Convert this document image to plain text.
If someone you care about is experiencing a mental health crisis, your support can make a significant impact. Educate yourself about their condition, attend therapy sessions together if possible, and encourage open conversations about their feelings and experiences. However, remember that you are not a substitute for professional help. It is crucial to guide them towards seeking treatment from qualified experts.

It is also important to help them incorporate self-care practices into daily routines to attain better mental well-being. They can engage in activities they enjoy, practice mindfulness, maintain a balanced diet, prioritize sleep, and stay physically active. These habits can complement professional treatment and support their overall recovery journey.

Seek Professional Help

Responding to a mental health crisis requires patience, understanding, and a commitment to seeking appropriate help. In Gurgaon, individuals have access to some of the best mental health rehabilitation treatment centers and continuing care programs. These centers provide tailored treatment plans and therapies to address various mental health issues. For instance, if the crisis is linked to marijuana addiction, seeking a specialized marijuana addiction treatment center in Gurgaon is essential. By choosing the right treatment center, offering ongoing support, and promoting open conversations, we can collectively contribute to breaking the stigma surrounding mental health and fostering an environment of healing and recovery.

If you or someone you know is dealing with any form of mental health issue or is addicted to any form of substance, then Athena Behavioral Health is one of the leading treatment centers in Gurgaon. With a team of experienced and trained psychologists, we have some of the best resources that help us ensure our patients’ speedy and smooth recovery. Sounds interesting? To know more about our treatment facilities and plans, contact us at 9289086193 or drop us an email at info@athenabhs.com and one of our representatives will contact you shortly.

********

Copy every entry above word for word.

Convert this document image to plain text.
If someone you care about is experiencing a mental health crisis, your support can make a significant impact. Educate yourself about their condition, attend therapy sessions together if possible, and encourage open conversations about their feelings and experiences. However, remember that you are not a substitute for professional help. It is crucial to guide them towards seeking treatment from qualified experts.

It is also important to help them incorporate self-care practices into daily routines to attain better mental well-being. They can engage in activities they enjoy, practice mindfulness, maintain a balanced diet, prioritize sleep, and stay physically active. These habits can complement professional treatment and support their overall recovery journey.

Seek Professional Help

Responding to a mental health crisis requires patience, understanding, and a commitment to seeking appropriate help. In Gurgaon, individuals have access to some of the best mental health rehabilitation treatment centers and continuing care programs. These centers provide tailored treatment plans and therapies to address various mental health issues. For instance, if the crisis is linked to marijuana addiction, seeking a specialized marijuana addiction treatment center in Gurgaon is essential. By choosing the right treatment center, offering ongoing support, and promoting open conversations, we can collectively contribute to breaking the stigma surrounding mental health and fostering an environment of healing and recovery.

If you or someone you know is dealing with any form of mental health issue or is addicted to any form of substance, then Athena Behavioral Health is one of the leading treatment centers in Gurgaon. With a team of experienced and trained psychologists, we have some of the best resources that help us ensure our patients’ speedy and smooth recovery. Sounds interesting? To know more about our treatment facilities and plans, contact us at 9289086193 or drop us an email at info@athenabhs.com and one of our representatives will contact you shortly.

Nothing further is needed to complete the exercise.